The task:
The records below should be written out again, exactly.

>> Start Data listing

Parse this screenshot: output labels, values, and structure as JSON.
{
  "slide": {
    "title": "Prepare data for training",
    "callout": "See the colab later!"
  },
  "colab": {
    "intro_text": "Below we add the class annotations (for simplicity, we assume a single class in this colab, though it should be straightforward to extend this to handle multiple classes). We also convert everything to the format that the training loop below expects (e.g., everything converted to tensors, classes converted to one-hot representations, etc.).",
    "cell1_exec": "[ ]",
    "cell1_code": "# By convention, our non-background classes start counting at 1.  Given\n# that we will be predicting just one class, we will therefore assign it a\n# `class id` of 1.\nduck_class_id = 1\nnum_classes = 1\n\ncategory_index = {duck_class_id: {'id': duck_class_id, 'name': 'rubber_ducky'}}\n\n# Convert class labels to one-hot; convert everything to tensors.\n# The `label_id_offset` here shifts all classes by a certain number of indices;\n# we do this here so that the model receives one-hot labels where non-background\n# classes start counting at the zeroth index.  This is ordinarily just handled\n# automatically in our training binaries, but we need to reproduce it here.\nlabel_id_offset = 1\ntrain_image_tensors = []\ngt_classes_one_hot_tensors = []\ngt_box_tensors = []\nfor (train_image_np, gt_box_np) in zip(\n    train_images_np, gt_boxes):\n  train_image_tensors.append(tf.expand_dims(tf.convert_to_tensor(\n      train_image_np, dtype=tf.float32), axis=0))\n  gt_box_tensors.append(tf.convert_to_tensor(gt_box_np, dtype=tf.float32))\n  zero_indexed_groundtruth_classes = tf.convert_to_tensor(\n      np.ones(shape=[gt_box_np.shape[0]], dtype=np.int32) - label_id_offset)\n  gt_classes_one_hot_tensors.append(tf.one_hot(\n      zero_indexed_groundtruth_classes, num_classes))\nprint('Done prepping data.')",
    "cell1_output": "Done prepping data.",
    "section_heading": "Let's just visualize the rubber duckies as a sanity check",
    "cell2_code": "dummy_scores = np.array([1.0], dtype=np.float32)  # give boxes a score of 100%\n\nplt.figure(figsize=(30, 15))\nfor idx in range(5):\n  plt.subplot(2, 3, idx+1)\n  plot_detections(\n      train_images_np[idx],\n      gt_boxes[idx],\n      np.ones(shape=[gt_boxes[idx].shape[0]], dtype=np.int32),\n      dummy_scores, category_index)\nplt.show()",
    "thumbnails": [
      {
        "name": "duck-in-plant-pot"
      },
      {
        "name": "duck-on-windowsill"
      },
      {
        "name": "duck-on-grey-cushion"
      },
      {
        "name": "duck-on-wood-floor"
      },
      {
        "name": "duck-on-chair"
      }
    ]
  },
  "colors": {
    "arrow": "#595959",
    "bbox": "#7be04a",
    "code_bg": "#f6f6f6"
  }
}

>> End Data listing

Completed task:
Parse this screenshot: output labels, values, and structure as JSON.
{
  "slide": {
    "title": "Prepare data for training",
    "callout": "See the colab later!"
  },
  "colab": {
    "intro_text": "Below we add the class annotations (for simplicity, we assume a single class in this colab, though it should be straightforward to extend this to handle multiple classes). We also convert everything to the format that the training loop below expects (e.g., everything converted to tensors, classes converted to one-hot representations, etc.).",
    "cell1_exec": "[ ]",
    "cell1_code": "# By convention, our non-background classes start counting at 1.  Given\n# that we will be predicting just one class, we will therefore assign it a\n# `class id` of 1.\nduck_class_id = 1\nnum_classes = 1\n\ncategory_index = {duck_class_id: {'id': duck_class_id, 'name': 'rubber_ducky'}}\n\n# Convert class labels to one-hot; convert everything to tensors.\n# The `label_id_offset` here shifts all classes by a certain number of indices;\n# we do this here so that the model receives one-hot labels where non-background\n# classes start counting at the zeroth index.  This is ordinarily just handled\n# automatically in our training binaries, but we need to reproduce it here.\nlabel_id_offset = 1\ntrain_image_tensors = []\ngt_classes_one_hot_tensors = []\ngt_box_tensors = []\nfor (train_image_np, gt_box_np) in zip(\n    train_images_np, gt_boxes):\n  train_image_tensors.append(tf.expand_dims(tf.convert_to_tensor(\n      train_image_np, dtype=tf.float32), axis=0))\n  gt_box_tensors.append(tf.convert_to_tensor(gt_box_np, dtype=tf.float32))\n  zero_indexed_groundtruth_classes = tf.convert_to_tensor(\n      np.ones(shape=[gt_box_np.shape[0]], dtype=np.int32) - label_id_offset)\n  gt_classes_one_hot_tensors.append(tf.one_hot(\n      zero_indexed_groundtruth_classes, num_classes))\nprint('Done prepping data.')",
    "cell1_output": "Done prepping data.",
    "section_heading": "Let's just visualize the rubber duckies as a sanity check",
    "cell2_code": "dummy_scores = np.array([1.0], dtype=np.float32)  # give boxes a score of 100%\n\nplt.figure(figsize=(30, 15))\nfor idx in range(5):\n  plt.subplot(2, 3, idx+1)\n  plot_detections(\n      train_images_np[idx],\n      gt_boxes[idx],\n      np.ones(shape=[gt_boxes[idx].shape[0]], dtype=np.int32),\n      dummy_scores, category_index)\nplt.show()",
    "thumbnails": [
      {
        "name": "duck-in-plant-pot"
      },
      {
        "name": "duck-on-windowsill"
      },
      {
        "name": "duck-on-grey-cushion"
      },
      {
        "name": "duck-on-wood-floor"
      },
      {
        "name": "duck-on-chair"
      }
    ]
  },
  "colors": {
    "arrow": "#595959",
    "bbox": "#7be04a",
    "code_bg": "#f6f6f6"
  }
}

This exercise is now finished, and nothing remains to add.